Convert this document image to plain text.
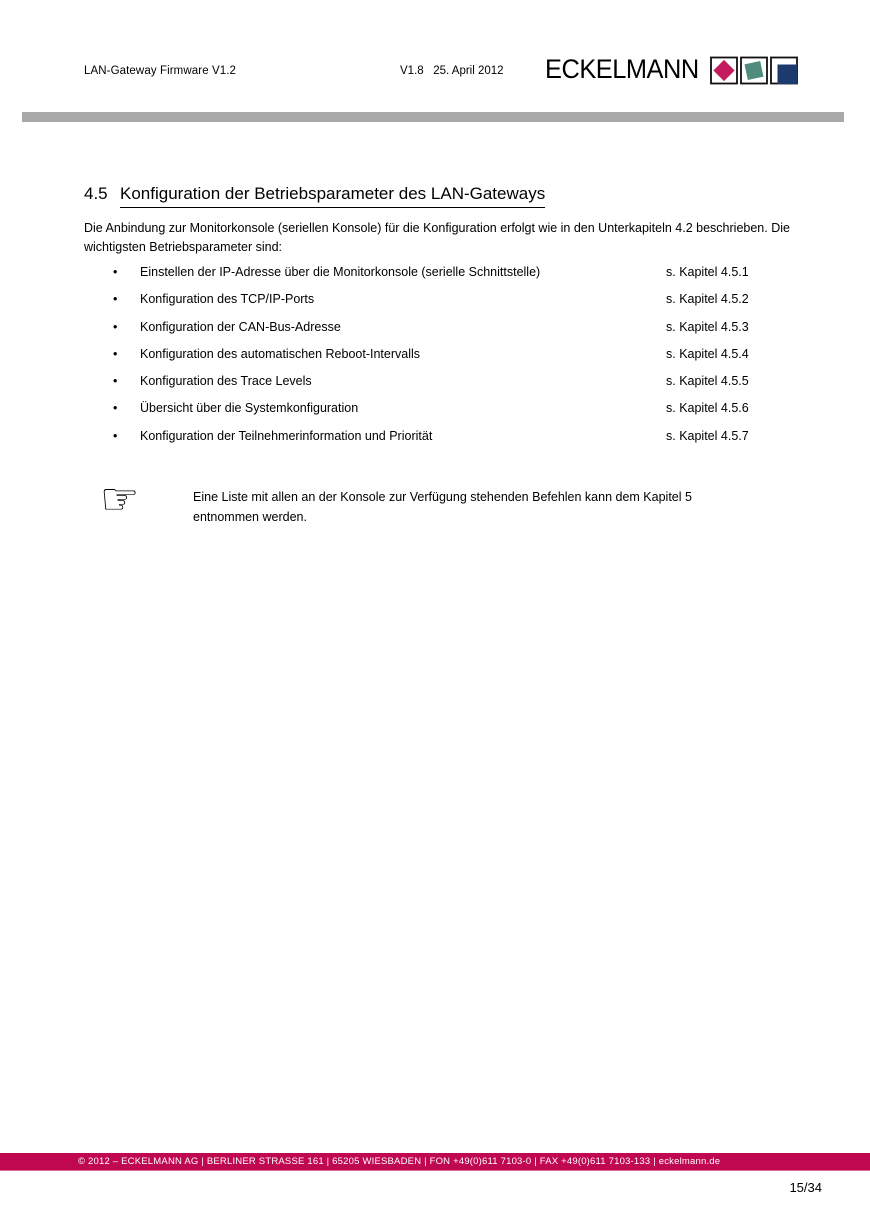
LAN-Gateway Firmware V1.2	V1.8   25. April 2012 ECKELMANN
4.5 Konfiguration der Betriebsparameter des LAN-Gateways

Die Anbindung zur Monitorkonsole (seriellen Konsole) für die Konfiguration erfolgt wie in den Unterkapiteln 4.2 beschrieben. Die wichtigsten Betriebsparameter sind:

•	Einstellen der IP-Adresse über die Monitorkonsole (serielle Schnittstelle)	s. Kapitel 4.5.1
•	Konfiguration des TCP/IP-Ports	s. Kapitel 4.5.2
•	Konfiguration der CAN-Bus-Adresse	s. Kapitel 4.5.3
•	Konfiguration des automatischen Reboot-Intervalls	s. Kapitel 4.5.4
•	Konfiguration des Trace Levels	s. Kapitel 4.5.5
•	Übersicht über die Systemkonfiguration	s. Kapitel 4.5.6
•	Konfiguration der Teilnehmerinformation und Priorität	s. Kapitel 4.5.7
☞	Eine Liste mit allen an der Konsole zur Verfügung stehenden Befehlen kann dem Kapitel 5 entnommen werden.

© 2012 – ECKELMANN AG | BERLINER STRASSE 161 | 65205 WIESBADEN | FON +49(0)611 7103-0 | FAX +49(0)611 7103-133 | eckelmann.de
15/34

> [SET PROBLEM] Retype the entries word for word. Omit any images.

> [EXPECTED ANSWER]
Convert this document image to plain text.
LAN-Gateway Firmware V1.2	V1.8   25. April 2012 ECKELMANN
4.5 Konfiguration der Betriebsparameter des LAN-Gateways

Die Anbindung zur Monitorkonsole (seriellen Konsole) für die Konfiguration erfolgt wie in den Unterkapiteln 4.2 beschrieben. Die wichtigsten Betriebsparameter sind:

•	Einstellen der IP-Adresse über die Monitorkonsole (serielle Schnittstelle)	s. Kapitel 4.5.1
•	Konfiguration des TCP/IP-Ports	s. Kapitel 4.5.2
•	Konfiguration der CAN-Bus-Adresse	s. Kapitel 4.5.3
•	Konfiguration des automatischen Reboot-Intervalls	s. Kapitel 4.5.4
•	Konfiguration des Trace Levels	s. Kapitel 4.5.5
•	Übersicht über die Systemkonfiguration	s. Kapitel 4.5.6
•	Konfiguration der Teilnehmerinformation und Priorität	s. Kapitel 4.5.7
☞	Eine Liste mit allen an der Konsole zur Verfügung stehenden Befehlen kann dem Kapitel 5 entnommen werden.

© 2012 – ECKELMANN AG | BERLINER STRASSE 161 | 65205 WIESBADEN | FON +49(0)611 7103-0 | FAX +49(0)611 7103-133 | eckelmann.de
15/34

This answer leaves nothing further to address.